• **Exercise**
Tell how many lines carry the word "nHIV"; the reply is the number and nothing else.

Part of a data file:

◇ ◇ ◇

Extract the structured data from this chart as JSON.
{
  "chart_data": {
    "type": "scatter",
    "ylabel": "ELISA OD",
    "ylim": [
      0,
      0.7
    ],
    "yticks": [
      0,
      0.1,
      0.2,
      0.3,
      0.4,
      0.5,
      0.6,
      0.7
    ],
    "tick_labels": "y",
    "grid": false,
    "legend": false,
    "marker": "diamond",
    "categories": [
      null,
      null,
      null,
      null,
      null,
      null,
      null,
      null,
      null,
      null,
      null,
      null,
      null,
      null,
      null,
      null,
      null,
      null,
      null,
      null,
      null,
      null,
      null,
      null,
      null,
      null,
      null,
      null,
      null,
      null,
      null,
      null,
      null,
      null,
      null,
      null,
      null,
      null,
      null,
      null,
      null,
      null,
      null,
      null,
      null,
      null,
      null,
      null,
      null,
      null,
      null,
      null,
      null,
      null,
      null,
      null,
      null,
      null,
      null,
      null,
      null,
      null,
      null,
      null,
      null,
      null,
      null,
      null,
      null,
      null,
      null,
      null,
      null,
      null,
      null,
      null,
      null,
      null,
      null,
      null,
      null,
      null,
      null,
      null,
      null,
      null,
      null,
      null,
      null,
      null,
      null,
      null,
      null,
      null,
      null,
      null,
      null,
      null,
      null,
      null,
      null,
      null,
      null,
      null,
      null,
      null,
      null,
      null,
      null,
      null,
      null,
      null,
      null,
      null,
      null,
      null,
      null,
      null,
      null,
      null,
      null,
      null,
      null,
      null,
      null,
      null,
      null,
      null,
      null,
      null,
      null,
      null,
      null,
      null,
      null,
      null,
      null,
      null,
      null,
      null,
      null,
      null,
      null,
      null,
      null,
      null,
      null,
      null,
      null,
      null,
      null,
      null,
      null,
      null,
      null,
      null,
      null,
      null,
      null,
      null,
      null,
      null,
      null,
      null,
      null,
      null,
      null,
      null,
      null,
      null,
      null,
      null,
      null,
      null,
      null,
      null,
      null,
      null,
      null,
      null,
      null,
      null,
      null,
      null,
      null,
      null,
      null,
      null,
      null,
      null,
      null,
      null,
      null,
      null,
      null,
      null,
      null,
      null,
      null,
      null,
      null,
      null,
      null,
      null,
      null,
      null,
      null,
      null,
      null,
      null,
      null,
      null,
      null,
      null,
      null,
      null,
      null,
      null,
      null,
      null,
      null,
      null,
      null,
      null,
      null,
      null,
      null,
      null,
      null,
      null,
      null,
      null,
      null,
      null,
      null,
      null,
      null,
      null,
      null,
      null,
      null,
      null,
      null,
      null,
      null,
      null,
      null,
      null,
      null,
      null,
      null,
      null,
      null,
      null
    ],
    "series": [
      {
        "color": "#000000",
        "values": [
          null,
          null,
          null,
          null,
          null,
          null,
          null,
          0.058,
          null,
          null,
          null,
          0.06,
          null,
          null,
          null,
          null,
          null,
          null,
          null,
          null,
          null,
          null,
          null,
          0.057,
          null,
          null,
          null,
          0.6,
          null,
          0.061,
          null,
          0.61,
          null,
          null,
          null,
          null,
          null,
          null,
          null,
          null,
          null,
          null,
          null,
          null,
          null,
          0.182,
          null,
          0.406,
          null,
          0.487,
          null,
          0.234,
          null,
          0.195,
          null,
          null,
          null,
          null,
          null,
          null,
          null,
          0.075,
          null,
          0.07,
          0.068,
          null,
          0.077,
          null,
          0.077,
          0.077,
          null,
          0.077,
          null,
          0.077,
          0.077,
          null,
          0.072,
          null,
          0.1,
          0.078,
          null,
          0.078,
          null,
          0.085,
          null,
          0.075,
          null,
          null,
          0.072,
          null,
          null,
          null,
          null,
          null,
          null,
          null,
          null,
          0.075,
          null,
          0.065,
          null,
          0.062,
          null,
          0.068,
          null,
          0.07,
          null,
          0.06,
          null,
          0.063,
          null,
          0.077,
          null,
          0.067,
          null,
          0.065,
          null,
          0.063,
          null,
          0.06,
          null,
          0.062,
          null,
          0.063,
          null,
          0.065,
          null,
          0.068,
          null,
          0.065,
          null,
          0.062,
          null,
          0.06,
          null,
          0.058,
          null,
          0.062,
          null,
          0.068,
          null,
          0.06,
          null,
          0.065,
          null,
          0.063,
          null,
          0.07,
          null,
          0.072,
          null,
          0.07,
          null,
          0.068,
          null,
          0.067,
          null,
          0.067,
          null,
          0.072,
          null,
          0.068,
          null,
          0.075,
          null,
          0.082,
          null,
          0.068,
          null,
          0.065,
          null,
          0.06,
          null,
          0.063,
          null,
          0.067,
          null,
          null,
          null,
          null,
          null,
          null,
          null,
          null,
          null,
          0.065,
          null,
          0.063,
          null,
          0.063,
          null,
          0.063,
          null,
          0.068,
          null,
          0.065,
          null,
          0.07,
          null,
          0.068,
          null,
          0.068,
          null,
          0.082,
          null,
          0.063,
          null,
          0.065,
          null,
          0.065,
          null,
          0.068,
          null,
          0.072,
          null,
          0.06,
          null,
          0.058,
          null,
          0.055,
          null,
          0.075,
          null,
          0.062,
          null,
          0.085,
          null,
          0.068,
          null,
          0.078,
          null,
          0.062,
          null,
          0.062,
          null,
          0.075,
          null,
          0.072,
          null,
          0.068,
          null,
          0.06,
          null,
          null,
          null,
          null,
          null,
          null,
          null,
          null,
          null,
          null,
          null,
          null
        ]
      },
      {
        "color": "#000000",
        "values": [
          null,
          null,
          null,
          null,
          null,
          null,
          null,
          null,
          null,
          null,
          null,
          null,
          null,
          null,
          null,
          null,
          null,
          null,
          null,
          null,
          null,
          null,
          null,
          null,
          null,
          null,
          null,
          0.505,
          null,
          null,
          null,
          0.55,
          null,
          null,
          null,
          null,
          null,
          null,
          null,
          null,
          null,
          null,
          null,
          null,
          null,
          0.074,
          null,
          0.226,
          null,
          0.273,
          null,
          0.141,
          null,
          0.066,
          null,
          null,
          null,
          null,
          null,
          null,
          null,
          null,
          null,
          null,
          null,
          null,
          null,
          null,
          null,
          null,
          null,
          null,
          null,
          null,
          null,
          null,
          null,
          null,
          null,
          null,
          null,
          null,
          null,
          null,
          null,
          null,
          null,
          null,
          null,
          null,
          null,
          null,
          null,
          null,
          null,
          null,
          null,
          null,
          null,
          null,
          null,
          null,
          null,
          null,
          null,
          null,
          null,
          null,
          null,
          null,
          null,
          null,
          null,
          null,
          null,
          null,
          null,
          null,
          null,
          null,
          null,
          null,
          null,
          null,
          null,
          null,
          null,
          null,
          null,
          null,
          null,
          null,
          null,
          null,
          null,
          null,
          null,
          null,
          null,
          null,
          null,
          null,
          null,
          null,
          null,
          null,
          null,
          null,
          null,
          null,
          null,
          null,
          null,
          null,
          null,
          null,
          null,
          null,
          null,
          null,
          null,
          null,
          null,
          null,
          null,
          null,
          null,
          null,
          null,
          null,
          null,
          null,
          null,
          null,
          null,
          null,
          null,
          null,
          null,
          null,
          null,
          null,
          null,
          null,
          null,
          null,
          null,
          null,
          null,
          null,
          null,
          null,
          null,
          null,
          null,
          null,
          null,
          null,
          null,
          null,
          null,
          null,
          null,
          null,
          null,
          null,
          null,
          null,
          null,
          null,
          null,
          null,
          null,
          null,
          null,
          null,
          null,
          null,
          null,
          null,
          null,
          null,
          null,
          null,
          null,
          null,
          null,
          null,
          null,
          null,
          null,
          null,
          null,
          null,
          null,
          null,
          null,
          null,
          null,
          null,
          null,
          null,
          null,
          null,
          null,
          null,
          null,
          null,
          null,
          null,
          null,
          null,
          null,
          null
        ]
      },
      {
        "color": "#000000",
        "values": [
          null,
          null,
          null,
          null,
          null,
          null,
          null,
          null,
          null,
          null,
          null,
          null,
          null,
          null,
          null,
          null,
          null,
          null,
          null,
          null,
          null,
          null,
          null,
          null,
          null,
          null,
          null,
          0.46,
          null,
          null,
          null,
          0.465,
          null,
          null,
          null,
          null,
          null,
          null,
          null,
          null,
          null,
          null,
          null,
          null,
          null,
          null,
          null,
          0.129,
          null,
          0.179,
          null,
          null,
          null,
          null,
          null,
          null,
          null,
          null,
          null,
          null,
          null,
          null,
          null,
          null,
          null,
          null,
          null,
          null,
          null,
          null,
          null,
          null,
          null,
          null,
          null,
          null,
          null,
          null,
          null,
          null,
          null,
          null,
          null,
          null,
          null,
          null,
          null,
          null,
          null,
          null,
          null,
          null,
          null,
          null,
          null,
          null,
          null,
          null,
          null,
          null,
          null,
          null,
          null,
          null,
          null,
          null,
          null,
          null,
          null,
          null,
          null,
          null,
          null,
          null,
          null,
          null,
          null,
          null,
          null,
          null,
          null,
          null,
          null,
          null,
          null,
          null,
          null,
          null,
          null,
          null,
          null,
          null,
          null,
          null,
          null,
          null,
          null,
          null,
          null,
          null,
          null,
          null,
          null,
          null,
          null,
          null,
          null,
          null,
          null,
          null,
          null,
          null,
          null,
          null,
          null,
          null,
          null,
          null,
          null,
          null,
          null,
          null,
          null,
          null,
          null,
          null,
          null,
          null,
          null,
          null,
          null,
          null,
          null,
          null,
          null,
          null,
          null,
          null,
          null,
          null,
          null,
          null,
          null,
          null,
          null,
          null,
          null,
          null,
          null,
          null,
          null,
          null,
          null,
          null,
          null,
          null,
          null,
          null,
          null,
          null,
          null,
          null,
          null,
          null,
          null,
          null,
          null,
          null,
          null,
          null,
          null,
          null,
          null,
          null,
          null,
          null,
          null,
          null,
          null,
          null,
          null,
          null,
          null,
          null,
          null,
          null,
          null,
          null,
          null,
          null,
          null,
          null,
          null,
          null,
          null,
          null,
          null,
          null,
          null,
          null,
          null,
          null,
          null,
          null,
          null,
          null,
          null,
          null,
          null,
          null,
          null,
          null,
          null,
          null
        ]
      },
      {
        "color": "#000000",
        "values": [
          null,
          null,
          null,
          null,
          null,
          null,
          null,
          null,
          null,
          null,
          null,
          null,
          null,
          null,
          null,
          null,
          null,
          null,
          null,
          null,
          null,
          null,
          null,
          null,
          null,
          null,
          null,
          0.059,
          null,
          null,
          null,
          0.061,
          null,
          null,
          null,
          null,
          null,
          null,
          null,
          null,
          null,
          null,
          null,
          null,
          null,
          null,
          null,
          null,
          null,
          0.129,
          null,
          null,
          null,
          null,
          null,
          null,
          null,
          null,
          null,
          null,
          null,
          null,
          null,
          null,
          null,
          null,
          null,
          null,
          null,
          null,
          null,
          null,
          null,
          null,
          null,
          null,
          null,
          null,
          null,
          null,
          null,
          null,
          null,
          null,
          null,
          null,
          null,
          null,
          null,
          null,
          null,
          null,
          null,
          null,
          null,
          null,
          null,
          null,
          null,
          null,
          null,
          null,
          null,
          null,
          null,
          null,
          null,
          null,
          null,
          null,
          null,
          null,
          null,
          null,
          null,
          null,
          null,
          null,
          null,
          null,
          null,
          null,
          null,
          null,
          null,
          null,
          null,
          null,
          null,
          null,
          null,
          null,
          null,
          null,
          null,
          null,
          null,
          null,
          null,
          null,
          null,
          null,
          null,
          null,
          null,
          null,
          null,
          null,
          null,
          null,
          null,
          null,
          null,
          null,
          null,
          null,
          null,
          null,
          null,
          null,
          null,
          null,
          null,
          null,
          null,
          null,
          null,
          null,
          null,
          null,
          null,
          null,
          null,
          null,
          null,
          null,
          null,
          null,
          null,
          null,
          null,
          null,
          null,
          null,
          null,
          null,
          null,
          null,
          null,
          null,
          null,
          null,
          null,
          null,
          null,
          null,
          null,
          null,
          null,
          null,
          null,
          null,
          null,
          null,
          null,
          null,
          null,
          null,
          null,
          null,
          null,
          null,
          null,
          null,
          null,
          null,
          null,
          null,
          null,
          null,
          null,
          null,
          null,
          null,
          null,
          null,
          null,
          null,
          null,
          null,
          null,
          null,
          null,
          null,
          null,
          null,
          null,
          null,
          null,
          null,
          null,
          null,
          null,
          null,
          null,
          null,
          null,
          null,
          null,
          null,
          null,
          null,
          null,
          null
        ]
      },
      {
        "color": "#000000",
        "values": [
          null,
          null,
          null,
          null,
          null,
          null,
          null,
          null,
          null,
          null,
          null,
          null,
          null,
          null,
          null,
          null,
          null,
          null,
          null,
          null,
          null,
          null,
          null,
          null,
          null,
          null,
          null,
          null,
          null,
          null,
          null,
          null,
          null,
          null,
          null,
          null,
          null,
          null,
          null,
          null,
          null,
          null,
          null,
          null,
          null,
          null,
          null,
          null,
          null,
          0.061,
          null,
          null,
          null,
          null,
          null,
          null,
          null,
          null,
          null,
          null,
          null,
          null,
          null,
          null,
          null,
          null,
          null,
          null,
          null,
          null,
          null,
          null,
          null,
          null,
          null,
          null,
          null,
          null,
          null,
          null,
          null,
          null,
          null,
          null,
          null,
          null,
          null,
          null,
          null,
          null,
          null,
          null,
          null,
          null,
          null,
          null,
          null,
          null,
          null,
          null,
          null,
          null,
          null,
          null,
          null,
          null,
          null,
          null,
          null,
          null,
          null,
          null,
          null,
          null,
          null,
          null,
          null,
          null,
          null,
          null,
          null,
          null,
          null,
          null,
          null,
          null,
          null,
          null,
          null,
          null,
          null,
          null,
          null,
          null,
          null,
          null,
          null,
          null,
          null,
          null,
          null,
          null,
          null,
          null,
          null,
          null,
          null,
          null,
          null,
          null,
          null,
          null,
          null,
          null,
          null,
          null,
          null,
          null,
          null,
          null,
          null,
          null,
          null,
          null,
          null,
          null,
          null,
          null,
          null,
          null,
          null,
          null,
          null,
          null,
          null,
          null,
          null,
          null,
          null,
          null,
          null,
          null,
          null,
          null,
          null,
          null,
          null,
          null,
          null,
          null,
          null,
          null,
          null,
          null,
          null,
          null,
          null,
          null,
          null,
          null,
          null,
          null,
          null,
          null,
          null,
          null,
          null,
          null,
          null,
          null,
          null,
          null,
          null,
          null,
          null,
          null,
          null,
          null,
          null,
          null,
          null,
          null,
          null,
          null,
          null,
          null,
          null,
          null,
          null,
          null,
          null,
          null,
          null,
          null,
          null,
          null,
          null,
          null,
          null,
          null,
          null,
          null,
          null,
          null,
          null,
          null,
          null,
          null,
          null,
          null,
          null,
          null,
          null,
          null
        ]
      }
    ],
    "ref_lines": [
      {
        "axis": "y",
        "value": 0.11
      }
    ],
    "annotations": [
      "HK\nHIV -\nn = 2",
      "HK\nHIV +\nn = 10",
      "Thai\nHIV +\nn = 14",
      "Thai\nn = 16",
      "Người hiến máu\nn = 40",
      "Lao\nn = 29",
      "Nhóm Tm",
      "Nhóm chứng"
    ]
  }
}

◇ ◇ ◇

• **Answer to the task**
3